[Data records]
■ ■ ■ ■

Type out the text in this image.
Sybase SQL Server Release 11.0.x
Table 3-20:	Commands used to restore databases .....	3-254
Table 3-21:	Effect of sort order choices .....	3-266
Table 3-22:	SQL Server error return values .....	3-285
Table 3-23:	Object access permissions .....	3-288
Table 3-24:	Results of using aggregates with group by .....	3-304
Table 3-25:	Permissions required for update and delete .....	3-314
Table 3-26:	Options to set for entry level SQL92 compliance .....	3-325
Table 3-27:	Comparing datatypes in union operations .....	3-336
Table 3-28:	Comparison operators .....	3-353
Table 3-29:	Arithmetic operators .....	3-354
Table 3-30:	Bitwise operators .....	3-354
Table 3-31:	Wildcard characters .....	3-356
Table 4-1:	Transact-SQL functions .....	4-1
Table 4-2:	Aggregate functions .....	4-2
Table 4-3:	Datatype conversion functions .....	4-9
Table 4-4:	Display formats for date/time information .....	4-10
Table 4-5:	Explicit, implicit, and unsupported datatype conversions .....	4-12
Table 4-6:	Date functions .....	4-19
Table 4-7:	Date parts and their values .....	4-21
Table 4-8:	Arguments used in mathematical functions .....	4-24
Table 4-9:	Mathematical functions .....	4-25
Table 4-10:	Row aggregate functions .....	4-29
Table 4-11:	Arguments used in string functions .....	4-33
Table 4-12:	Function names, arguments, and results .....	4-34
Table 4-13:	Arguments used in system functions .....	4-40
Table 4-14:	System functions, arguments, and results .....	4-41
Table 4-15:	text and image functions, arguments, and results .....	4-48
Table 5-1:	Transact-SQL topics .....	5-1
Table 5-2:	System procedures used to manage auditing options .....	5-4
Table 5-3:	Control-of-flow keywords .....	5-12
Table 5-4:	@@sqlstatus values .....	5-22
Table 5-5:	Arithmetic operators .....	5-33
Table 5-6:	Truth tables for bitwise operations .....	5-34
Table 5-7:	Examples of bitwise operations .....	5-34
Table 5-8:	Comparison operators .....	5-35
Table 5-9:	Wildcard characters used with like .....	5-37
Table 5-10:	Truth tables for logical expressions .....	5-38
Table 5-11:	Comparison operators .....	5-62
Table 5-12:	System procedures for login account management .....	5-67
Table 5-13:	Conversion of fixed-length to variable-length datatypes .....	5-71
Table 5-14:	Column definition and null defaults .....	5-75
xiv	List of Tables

■ ■ ■ ■

Your task:
What is the number of lines that hold the string "Server"? Reply with that number alone.

Finished answer:
2